— WORK TO BE COMPLETED —
Copy each line that holds "許可された競技のみ応援することができる".

◇ ◇ ◇ ◇

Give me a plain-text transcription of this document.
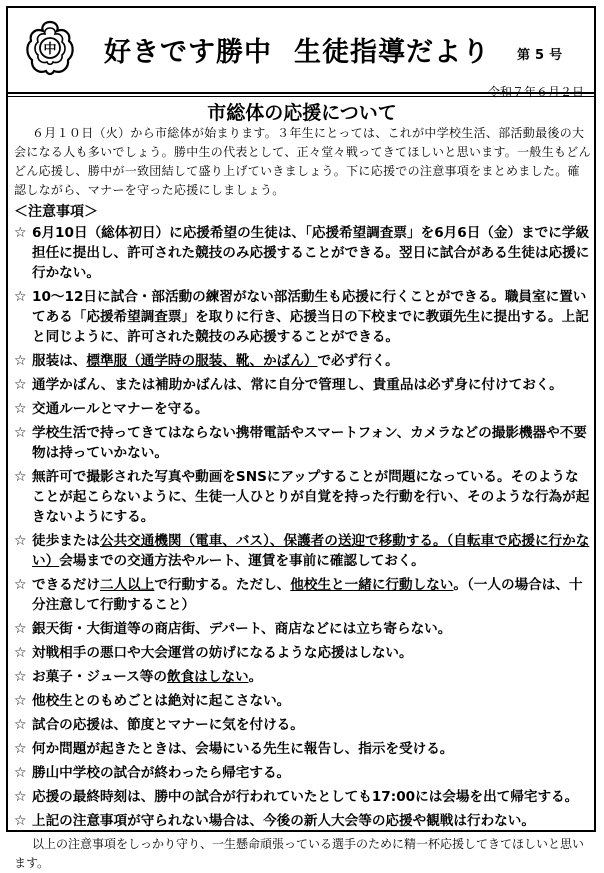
中 好きです勝中 生徒指導だより 第 5 号
令和７年６月２日
市総体の応援について

６月１０日（火）から市総体が始まります。３年生にとっては、これが中学校生活、部活動最後の大会になる人も多いでしょう。勝中生の代表として、正々堂々戦ってきてほしいと思います。一般生もどんどん応援し、勝中が一致団結して盛り上げていきましょう。下に応援での注意事項をまとめました。確認しながら、マナーを守った応援にしましょう。

＜注意事項＞
☆ 6月10日（総体初日）に応援希望の生徒は、「応援希望調査票」を6月6日（金）までに学級担任に提出し、許可された競技のみ応援することができる。翌日に試合がある生徒は応援に行かない。
☆ 10～12日に試合・部活動の練習がない部活動生も応援に行くことができる。職員室に置いてある「応援希望調査票」を取りに行き、応援当日の下校までに教頭先生に提出する。上記と同じように、許可された競技のみ応援することができる。
☆ 服装は、標準服（通学時の服装、靴、かばん）で必ず行く。
☆ 通学かばん、または補助かばんは、常に自分で管理し、貴重品は必ず身に付けておく。
☆ 交通ルールとマナーを守る。
☆ 学校生活で持ってきてはならない携帯電話やスマートフォン、カメラなどの撮影機器や不要物は持っていかない。
☆ 無許可で撮影された写真や動画をSNSにアップすることが問題になっている。そのようなことが起こらないように、生徒一人ひとりが自覚を持った行動を行い、そのような行為が起きないようにする。
☆ 徒歩または公共交通機関（電車、バス）、保護者の送迎で移動する。（自転車で応援に行かない）会場までの交通方法やルート、運賃を事前に確認しておく。
☆ できるだけ二人以上で行動する。ただし、他校生と一緒に行動しない。（一人の場合は、十分注意して行動すること）
☆ 銀天街・大街道等の商店街、デパート、商店などには立ち寄らない。
☆ 対戦相手の悪口や大会運営の妨げになるような応援はしない。
☆ お菓子・ジュース等の飲食はしない。
☆ 他校生とのもめごとは絶対に起こさない。
☆ 試合の応援は、節度とマナーに気を付ける。
☆ 何か問題が起きたときは、会場にいる先生に報告し、指示を受ける。
☆ 勝山中学校の試合が終わったら帰宅する。
☆ 応援の最終時刻は、勝中の試合が行われていたとしても17:00には会場を出て帰宅する。
☆ 上記の注意事項が守られない場合は、今後の新人大会等の応援や観戦は行わない。

以上の注意事項をしっかり守り、一生懸命頑張っている選手のために精一杯応援してきてほしいと思います。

◇ ◇ ◇ ◇

— ANSWER BELOW —
☆ 6月10日（総体初日）に応援希望の生徒は、「応援希望調査票」を6月6日（金）までに学級担任に提出し、許可された競技のみ応援することができる。翌日に試合がある生徒は応援に行かない。
☆ 10～12日に試合・部活動の練習がない部活動生も応援に行くことができる。職員室に置いてある「応援希望調査票」を取りに行き、応援当日の下校までに教頭先生に提出する。上記と同じように、許可された競技のみ応援することができる。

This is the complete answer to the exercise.